Short exercise |
Reproduce every record below exactly as it appears.

Stored rows |

++++++++++++++++++++

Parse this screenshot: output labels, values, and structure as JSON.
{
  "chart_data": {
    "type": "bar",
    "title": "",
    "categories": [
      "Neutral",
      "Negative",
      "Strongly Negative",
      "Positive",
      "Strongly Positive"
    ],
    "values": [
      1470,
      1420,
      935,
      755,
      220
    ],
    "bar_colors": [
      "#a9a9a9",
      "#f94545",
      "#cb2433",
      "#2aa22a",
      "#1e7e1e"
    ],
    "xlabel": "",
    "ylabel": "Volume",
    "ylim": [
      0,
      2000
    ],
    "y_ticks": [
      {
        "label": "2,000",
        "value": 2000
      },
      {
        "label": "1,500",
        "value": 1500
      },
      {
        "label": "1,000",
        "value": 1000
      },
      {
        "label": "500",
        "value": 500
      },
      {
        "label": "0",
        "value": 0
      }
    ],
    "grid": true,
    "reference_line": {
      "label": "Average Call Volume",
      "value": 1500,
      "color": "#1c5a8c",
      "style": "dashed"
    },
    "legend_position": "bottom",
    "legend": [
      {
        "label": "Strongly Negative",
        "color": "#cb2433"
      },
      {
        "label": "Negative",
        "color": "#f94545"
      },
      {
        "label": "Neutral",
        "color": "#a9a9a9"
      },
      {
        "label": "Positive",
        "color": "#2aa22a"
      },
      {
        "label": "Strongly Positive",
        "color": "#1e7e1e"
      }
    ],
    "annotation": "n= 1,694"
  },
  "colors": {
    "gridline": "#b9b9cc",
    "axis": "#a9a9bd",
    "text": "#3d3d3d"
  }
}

++++++++++++++++++++

Reply to the task |
Parse this screenshot: output labels, values, and structure as JSON.
{
  "chart_data": {
    "type": "bar",
    "title": "",
    "categories": [
      "Neutral",
      "Negative",
      "Strongly Negative",
      "Positive",
      "Strongly Positive"
    ],
    "values": [
      1470,
      1420,
      935,
      755,
      220
    ],
    "bar_colors": [
      "#a9a9a9",
      "#f94545",
      "#cb2433",
      "#2aa22a",
      "#1e7e1e"
    ],
    "xlabel": "",
    "ylabel": "Volume",
    "ylim": [
      0,
      2000
    ],
    "y_ticks": [
      {
        "label": "2,000",
        "value": 2000
      },
      {
        "label": "1,500",
        "value": 1500
      },
      {
        "label": "1,000",
        "value": 1000
      },
      {
        "label": "500",
        "value": 500
      },
      {
        "label": "0",
        "value": 0
      }
    ],
    "grid": true,
    "reference_line": {
      "label": "Average Call Volume",
      "value": 1500,
      "color": "#1c5a8c",
      "style": "dashed"
    },
    "legend_position": "bottom",
    "legend": [
      {
        "label": "Strongly Negative",
        "color": "#cb2433"
      },
      {
        "label": "Negative",
        "color": "#f94545"
      },
      {
        "label": "Neutral",
        "color": "#a9a9a9"
      },
      {
        "label": "Positive",
        "color": "#2aa22a"
      },
      {
        "label": "Strongly Positive",
        "color": "#1e7e1e"
      }
    ],
    "annotation": "n= 1,694"
  },
  "colors": {
    "gridline": "#b9b9cc",
    "axis": "#a9a9bd",
    "text": "#3d3d3d"
  }
}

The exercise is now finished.